How many lines in the entries below include the string "объектов"? Answer with the number only.

-- start of Information provided --

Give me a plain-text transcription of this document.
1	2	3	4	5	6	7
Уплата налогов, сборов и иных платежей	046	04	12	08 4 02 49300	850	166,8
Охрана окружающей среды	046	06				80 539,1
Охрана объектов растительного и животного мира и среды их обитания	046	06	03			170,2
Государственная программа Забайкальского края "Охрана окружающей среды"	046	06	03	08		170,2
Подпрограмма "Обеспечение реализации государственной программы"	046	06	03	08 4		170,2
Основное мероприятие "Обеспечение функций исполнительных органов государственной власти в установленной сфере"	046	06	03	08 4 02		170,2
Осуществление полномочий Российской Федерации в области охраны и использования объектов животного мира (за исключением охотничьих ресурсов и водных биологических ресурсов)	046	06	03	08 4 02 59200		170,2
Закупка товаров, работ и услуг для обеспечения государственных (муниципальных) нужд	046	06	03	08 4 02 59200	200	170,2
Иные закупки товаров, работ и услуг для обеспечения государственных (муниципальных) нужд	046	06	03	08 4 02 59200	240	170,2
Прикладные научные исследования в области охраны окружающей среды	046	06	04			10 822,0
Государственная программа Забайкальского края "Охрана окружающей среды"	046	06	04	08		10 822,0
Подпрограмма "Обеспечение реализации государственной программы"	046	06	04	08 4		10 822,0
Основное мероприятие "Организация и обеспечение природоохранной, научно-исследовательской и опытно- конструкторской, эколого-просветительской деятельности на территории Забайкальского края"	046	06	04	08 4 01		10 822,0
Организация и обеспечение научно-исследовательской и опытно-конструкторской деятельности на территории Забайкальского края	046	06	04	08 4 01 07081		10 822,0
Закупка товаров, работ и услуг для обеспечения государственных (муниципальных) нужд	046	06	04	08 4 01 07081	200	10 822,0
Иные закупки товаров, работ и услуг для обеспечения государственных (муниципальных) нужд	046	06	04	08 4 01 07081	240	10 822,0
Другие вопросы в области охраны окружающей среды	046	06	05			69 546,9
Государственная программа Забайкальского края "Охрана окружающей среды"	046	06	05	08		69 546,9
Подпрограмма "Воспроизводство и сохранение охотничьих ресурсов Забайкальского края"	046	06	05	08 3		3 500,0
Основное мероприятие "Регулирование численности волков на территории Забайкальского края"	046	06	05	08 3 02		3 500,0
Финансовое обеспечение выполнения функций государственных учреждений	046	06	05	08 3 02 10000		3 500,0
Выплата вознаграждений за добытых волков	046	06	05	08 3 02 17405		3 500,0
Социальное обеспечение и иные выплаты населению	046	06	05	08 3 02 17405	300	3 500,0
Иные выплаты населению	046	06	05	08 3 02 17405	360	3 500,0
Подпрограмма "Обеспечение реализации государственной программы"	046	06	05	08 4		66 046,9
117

-- end of Information provided --

Exercise answer:
2